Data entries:
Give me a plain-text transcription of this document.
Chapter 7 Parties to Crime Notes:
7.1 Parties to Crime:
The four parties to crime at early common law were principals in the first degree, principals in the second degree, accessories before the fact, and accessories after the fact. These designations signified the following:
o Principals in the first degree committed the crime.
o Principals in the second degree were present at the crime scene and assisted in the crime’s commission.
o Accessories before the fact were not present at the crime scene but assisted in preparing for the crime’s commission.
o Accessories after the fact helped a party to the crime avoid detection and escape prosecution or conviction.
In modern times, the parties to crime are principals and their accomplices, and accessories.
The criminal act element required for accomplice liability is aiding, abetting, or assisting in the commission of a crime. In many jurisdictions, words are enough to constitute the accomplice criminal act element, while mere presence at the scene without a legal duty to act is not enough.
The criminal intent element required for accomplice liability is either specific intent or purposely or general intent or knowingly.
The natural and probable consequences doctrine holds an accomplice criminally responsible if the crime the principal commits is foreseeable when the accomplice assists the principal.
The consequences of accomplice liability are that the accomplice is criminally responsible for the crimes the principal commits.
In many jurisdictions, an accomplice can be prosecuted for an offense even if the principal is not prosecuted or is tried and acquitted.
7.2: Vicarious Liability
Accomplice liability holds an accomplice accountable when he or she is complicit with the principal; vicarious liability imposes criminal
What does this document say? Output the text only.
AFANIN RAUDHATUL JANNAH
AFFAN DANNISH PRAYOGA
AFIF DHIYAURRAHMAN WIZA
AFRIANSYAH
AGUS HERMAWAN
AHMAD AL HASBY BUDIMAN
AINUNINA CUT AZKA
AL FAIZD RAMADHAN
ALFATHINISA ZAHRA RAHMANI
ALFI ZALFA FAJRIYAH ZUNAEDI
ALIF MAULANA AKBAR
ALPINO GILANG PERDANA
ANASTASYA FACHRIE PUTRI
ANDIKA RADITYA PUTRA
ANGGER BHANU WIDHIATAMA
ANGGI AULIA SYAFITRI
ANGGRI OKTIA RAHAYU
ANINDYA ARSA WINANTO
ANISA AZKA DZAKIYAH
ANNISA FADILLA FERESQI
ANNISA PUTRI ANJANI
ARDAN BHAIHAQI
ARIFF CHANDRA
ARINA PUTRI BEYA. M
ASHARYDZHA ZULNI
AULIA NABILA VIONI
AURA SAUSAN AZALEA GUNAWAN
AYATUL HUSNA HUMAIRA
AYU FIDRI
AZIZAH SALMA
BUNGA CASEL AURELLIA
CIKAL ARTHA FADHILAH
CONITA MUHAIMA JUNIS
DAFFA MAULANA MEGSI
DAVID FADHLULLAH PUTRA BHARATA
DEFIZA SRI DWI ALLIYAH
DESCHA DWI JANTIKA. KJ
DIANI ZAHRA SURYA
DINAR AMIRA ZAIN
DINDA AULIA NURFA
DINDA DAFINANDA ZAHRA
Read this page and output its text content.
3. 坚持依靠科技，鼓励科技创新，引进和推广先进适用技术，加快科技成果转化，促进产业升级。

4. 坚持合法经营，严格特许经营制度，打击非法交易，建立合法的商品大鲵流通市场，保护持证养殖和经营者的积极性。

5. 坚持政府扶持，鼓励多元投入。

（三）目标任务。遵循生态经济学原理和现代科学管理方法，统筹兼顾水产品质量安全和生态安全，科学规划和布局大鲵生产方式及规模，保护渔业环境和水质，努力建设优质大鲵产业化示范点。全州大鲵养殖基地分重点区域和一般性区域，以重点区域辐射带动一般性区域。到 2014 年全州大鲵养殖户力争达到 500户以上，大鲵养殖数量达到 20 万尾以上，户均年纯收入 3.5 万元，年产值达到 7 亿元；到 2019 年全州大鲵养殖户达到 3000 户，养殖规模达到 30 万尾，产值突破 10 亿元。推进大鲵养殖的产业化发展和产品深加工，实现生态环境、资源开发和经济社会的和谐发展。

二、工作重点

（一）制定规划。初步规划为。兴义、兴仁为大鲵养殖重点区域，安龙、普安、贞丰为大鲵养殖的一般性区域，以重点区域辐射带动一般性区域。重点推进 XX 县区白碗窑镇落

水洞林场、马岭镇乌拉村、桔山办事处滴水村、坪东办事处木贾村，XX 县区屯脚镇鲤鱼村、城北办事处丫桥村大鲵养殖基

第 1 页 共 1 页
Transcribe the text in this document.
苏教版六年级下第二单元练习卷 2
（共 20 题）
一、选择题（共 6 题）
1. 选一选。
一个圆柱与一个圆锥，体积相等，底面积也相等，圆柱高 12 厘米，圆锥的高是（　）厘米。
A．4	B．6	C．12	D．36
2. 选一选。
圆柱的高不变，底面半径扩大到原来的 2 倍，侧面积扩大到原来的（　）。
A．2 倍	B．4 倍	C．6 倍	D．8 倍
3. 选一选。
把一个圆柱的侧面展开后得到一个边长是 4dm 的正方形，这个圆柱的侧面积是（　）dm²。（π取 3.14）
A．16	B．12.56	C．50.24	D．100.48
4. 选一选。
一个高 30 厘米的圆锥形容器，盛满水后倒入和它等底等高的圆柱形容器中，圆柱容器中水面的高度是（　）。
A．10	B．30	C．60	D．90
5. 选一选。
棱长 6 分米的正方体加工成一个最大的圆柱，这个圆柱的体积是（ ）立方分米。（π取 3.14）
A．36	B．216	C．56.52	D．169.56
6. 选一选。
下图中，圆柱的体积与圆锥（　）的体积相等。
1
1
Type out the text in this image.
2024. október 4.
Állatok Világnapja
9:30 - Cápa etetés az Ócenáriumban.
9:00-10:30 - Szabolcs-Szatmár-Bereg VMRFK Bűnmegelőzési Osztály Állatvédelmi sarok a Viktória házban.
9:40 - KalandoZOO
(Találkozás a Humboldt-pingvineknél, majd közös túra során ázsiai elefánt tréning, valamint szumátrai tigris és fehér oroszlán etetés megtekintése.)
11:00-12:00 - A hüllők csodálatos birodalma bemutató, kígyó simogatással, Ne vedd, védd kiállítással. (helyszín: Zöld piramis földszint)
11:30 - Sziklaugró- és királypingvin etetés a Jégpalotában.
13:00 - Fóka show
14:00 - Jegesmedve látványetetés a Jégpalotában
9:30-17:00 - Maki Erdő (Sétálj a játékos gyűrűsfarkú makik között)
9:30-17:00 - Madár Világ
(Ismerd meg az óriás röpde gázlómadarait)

Stated exercise:
Nothing in the listing may be changed; retype it all exactly.

Result of the exercise:
Give me a plain-text transcription of this document.
Chapter 7 Parties to Crime Notes:
7.1 Parties to Crime:
The four parties to crime at early common law were principals in the first degree, principals in the second degree, accessories before the fact, and accessories after the fact. These designations signified the following:
o Principals in the first degree committed the crime.
o Principals in the second degree were present at the crime scene and assisted in the crime’s commission.
o Accessories before the fact were not present at the crime scene but assisted in preparing for the crime’s commission.
o Accessories after the fact helped a party to the crime avoid detection and escape prosecution or conviction.
In modern times, the parties to crime are principals and their accomplices, and accessories.
The criminal act element required for accomplice liability is aiding, abetting, or assisting in the commission of a crime. In many jurisdictions, words are enough to constitute the accomplice criminal act element, while mere presence at the scene without a legal duty to act is not enough.
The criminal intent element required for accomplice liability is either specific intent or purposely or general intent or knowingly.
The natural and probable consequences doctrine holds an accomplice criminally responsible if the crime the principal commits is foreseeable when the accomplice assists the principal.
The consequences of accomplice liability are that the accomplice is criminally responsible for the crimes the principal commits.
In many jurisdictions, an accomplice can be prosecuted for an offense even if the principal is not prosecuted or is tried and acquitted.
7.2: Vicarious Liability
Accomplice liability holds an accomplice accountable when he or she is complicit with the principal; vicarious liability imposes criminal
What does this document say? Output the text only.
AFANIN RAUDHATUL JANNAH
AFFAN DANNISH PRAYOGA
AFIF DHIYAURRAHMAN WIZA
AFRIANSYAH
AGUS HERMAWAN
AHMAD AL HASBY BUDIMAN
AINUNINA CUT AZKA
AL FAIZD RAMADHAN
ALFATHINISA ZAHRA RAHMANI
ALFI ZALFA FAJRIYAH ZUNAEDI
ALIF MAULANA AKBAR
ALPINO GILANG PERDANA
ANASTASYA FACHRIE PUTRI
ANDIKA RADITYA PUTRA
ANGGER BHANU WIDHIATAMA
ANGGI AULIA SYAFITRI
ANGGRI OKTIA RAHAYU
ANINDYA ARSA WINANTO
ANISA AZKA DZAKIYAH
ANNISA FADILLA FERESQI
ANNISA PUTRI ANJANI
ARDAN BHAIHAQI
ARIFF CHANDRA
ARINA PUTRI BEYA. M
ASHARYDZHA ZULNI
AULIA NABILA VIONI
AURA SAUSAN AZALEA GUNAWAN
AYATUL HUSNA HUMAIRA
AYU FIDRI
AZIZAH SALMA
BUNGA CASEL AURELLIA
CIKAL ARTHA FADHILAH
CONITA MUHAIMA JUNIS
DAFFA MAULANA MEGSI
DAVID FADHLULLAH PUTRA BHARATA
DEFIZA SRI DWI ALLIYAH
DESCHA DWI JANTIKA. KJ
DIANI ZAHRA SURYA
DINAR AMIRA ZAIN
DINDA AULIA NURFA
DINDA DAFINANDA ZAHRA
Read this page and output its text content.
3. 坚持依靠科技，鼓励科技创新，引进和推广先进适用技术，加快科技成果转化，促进产业升级。

4. 坚持合法经营，严格特许经营制度，打击非法交易，建立合法的商品大鲵流通市场，保护持证养殖和经营者的积极性。

5. 坚持政府扶持，鼓励多元投入。

（三）目标任务。遵循生态经济学原理和现代科学管理方法，统筹兼顾水产品质量安全和生态安全，科学规划和布局大鲵生产方式及规模，保护渔业环境和水质，努力建设优质大鲵产业化示范点。全州大鲵养殖基地分重点区域和一般性区域，以重点区域辐射带动一般性区域。到 2014 年全州大鲵养殖户力争达到 500户以上，大鲵养殖数量达到 20 万尾以上，户均年纯收入 3.5 万元，年产值达到 7 亿元；到 2019 年全州大鲵养殖户达到 3000 户，养殖规模达到 30 万尾，产值突破 10 亿元。推进大鲵养殖的产业化发展和产品深加工，实现生态环境、资源开发和经济社会的和谐发展。

二、工作重点

（一）制定规划。初步规划为。兴义、兴仁为大鲵养殖重点区域，安龙、普安、贞丰为大鲵养殖的一般性区域，以重点区域辐射带动一般性区域。重点推进 XX 县区白碗窑镇落

水洞林场、马岭镇乌拉村、桔山办事处滴水村、坪东办事处木贾村，XX 县区屯脚镇鲤鱼村、城北办事处丫桥村大鲵养殖基

第 1 页 共 1 页
Transcribe the text in this document.
苏教版六年级下第二单元练习卷 2
（共 20 题）
一、选择题（共 6 题）
1. 选一选。
一个圆柱与一个圆锥，体积相等，底面积也相等，圆柱高 12 厘米，圆锥的高是（　）厘米。
A．4	B．6	C．12	D．36
2. 选一选。
圆柱的高不变，底面半径扩大到原来的 2 倍，侧面积扩大到原来的（　）。
A．2 倍	B．4 倍	C．6 倍	D．8 倍
3. 选一选。
把一个圆柱的侧面展开后得到一个边长是 4dm 的正方形，这个圆柱的侧面积是（　）dm²。（π取 3.14）
A．16	B．12.56	C．50.24	D．100.48
4. 选一选。
一个高 30 厘米的圆锥形容器，盛满水后倒入和它等底等高的圆柱形容器中，圆柱容器中水面的高度是（　）。
A．10	B．30	C．60	D．90
5. 选一选。
棱长 6 分米的正方体加工成一个最大的圆柱，这个圆柱的体积是（ ）立方分米。（π取 3.14）
A．36	B．216	C．56.52	D．169.56
6. 选一选。
下图中，圆柱的体积与圆锥（　）的体积相等。
1
1
Type out the text in this image.
2024. október 4.
Állatok Világnapja
9:30 - Cápa etetés az Ócenáriumban.
9:00-10:30 - Szabolcs-Szatmár-Bereg VMRFK Bűnmegelőzési Osztály Állatvédelmi sarok a Viktória házban.
9:40 - KalandoZOO
(Találkozás a Humboldt-pingvineknél, majd közös túra során ázsiai elefánt tréning, valamint szumátrai tigris és fehér oroszlán etetés megtekintése.)
11:00-12:00 - A hüllők csodálatos birodalma bemutató, kígyó simogatással, Ne vedd, védd kiállítással. (helyszín: Zöld piramis földszint)
11:30 - Sziklaugró- és királypingvin etetés a Jégpalotában.
13:00 - Fóka show
14:00 - Jegesmedve látványetetés a Jégpalotában
9:30-17:00 - Maki Erdő (Sétálj a játékos gyűrűsfarkú makik között)
9:30-17:00 - Madár Világ
(Ismerd meg az óriás röpde gázlómadarait)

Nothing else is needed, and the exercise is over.